━━ Data shown ━━
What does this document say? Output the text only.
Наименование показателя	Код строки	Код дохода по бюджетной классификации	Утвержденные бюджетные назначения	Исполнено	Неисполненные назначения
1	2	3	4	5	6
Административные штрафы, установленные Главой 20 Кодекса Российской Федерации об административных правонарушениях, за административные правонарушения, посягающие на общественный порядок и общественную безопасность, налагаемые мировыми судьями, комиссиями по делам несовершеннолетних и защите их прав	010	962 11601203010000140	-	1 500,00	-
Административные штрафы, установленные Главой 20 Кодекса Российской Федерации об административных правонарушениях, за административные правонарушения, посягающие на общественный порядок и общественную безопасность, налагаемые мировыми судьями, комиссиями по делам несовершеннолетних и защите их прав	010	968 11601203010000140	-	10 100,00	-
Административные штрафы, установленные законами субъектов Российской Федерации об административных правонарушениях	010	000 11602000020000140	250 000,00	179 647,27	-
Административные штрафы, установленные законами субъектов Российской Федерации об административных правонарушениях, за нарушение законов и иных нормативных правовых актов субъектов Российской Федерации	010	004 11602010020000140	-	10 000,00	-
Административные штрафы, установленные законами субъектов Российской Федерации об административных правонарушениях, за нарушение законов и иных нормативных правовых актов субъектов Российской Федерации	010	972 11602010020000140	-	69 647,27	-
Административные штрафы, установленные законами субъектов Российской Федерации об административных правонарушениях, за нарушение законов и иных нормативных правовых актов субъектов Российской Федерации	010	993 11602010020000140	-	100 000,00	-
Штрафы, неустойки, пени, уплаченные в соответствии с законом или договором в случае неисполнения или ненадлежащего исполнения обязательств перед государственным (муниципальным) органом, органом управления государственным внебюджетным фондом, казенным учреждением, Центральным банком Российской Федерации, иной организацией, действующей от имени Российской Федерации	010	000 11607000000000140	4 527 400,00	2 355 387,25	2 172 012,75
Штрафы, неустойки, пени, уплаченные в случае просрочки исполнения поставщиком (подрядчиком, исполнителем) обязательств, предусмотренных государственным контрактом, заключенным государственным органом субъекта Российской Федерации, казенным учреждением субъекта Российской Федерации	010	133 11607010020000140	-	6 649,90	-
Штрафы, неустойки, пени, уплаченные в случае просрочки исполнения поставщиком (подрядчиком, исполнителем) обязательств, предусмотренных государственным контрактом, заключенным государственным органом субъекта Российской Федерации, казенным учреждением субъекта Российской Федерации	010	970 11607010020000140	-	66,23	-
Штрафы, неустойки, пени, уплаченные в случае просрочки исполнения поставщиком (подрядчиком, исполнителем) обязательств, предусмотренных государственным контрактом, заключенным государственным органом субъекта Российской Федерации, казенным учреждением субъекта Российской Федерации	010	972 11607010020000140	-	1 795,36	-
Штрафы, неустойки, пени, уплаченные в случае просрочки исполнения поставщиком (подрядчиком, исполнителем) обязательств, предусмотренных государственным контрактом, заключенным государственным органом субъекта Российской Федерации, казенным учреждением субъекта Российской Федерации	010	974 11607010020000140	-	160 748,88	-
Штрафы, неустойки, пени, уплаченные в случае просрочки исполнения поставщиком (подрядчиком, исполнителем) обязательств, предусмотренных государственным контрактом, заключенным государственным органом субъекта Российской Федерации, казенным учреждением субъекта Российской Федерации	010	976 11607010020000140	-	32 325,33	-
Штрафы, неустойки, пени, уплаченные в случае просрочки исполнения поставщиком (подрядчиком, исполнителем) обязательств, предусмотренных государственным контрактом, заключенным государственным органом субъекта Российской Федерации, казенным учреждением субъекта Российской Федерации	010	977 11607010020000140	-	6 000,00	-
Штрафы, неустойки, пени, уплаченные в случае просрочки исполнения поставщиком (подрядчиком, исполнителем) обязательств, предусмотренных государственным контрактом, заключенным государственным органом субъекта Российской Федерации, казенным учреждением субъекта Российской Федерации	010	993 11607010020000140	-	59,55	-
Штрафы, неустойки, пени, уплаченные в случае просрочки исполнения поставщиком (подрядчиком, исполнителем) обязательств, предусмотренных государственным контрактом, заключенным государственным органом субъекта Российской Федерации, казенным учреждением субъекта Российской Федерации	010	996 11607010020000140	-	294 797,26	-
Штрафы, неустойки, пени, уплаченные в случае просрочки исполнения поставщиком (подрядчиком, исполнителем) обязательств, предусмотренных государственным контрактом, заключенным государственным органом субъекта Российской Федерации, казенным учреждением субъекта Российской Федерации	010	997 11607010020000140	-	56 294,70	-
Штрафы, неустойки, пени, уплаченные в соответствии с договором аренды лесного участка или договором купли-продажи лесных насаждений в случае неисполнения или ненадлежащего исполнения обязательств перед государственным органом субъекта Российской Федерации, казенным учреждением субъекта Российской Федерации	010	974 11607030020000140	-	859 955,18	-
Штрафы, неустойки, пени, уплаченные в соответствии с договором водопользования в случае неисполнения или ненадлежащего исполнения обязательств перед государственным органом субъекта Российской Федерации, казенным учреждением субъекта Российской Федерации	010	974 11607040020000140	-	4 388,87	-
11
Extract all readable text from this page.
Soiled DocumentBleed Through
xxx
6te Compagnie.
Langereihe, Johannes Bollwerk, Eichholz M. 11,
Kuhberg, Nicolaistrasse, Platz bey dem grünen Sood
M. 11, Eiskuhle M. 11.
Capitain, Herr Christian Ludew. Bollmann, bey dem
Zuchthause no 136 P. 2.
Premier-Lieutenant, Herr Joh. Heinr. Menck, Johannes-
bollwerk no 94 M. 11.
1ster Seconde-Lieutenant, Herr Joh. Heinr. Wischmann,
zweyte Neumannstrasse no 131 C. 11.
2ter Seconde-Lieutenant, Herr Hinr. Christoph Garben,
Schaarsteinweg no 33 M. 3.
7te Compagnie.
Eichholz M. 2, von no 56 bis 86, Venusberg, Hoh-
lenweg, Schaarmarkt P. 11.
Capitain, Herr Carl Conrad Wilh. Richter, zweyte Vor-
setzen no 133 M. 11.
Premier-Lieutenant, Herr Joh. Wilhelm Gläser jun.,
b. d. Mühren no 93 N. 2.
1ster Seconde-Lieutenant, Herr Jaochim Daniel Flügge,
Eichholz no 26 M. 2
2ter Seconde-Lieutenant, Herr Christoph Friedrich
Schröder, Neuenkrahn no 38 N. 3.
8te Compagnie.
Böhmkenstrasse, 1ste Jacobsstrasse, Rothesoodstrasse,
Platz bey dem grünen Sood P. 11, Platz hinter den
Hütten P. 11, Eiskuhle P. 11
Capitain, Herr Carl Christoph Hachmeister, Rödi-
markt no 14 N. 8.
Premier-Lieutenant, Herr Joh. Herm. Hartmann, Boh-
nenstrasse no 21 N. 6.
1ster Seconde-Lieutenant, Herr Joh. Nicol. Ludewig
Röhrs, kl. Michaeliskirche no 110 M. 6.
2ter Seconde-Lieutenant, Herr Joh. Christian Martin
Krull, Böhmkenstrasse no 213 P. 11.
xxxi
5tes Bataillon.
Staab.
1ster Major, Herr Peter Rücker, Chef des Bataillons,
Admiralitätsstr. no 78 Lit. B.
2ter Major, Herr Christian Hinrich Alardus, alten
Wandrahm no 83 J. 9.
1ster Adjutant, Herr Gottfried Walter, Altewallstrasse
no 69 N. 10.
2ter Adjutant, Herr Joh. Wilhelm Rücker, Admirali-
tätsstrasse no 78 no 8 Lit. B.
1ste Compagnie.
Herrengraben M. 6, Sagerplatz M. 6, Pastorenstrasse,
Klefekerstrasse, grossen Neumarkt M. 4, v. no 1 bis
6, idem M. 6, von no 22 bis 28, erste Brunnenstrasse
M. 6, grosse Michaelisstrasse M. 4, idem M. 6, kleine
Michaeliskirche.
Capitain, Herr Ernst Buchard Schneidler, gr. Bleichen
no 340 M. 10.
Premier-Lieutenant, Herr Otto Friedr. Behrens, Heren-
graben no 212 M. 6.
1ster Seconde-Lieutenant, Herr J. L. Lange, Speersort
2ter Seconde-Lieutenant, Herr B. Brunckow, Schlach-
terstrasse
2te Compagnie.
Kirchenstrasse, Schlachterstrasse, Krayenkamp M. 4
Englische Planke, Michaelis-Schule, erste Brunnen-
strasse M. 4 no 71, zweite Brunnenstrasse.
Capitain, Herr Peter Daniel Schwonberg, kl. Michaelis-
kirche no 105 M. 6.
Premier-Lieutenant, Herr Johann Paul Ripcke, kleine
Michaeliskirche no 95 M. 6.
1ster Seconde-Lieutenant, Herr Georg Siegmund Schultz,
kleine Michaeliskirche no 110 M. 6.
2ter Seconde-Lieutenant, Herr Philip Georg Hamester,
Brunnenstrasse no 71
━━━
# To be done
Within the entries above, how many lines contain "Brunnenstrasse"? Respond with the number only.

# Expected output
3